- _Given information_
— begin —

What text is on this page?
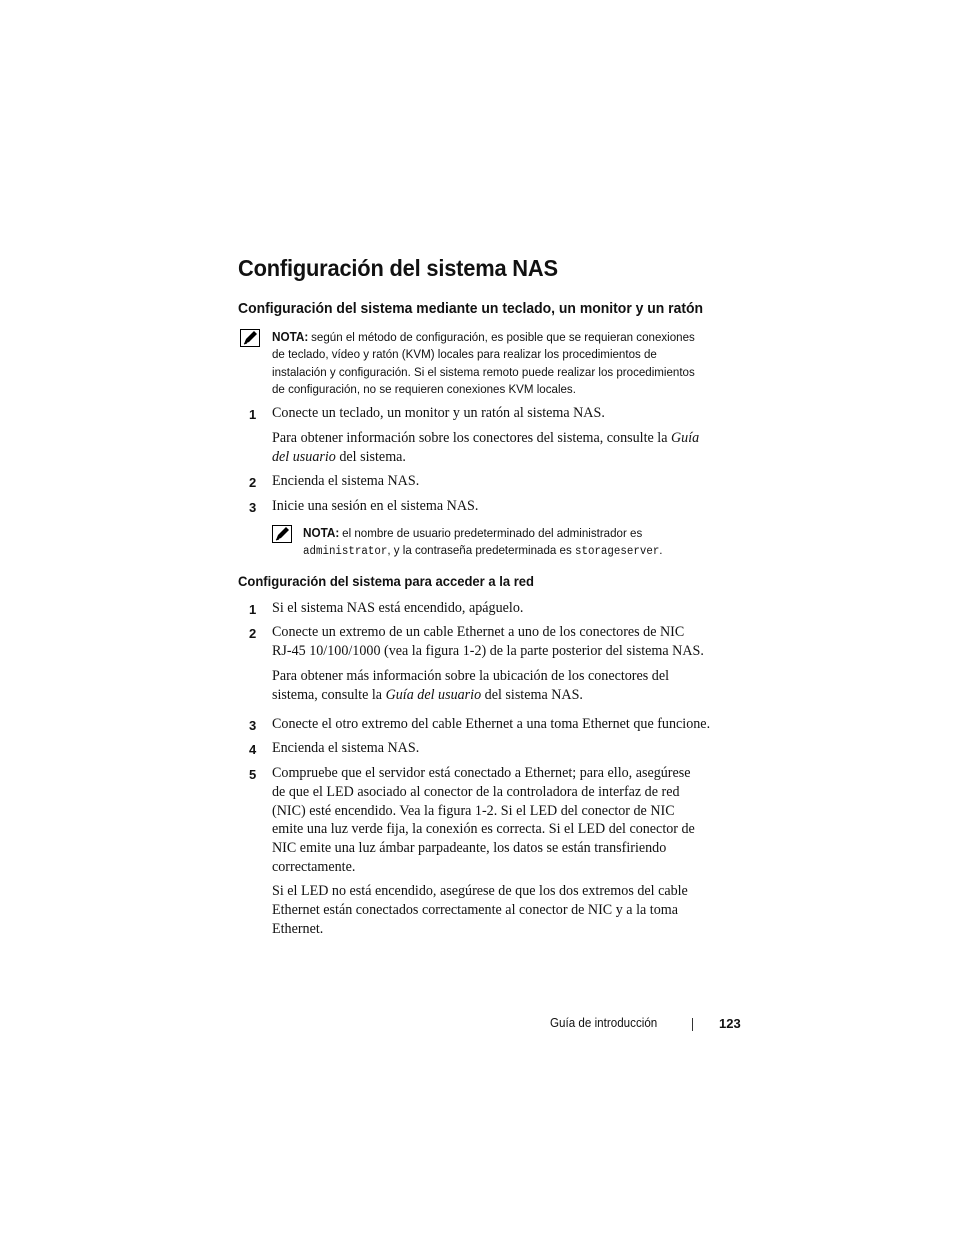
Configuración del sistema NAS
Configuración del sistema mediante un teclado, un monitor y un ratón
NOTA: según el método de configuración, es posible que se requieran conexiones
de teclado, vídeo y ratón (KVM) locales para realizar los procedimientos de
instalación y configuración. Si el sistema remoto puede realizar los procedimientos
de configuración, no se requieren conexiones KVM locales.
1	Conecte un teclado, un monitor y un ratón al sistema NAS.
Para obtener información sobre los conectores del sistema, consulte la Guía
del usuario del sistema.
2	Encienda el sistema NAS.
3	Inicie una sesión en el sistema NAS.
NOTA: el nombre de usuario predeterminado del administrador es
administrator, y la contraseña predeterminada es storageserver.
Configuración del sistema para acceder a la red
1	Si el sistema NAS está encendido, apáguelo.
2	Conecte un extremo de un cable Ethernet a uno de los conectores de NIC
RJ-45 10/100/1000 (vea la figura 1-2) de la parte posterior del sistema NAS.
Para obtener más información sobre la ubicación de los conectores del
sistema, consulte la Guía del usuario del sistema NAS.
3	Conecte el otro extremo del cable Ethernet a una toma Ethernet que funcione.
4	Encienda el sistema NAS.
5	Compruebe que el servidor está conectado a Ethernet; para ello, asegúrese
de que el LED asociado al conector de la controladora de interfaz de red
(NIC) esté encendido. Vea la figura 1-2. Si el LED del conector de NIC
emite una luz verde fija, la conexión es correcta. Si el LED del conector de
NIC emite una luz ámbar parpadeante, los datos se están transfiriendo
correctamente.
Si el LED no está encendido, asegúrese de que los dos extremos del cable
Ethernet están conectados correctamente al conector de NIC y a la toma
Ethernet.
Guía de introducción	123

— end —

- _Short task_
Report the number of lines above that contain the word "Encienda", and only that number.

- _Expected answer_
2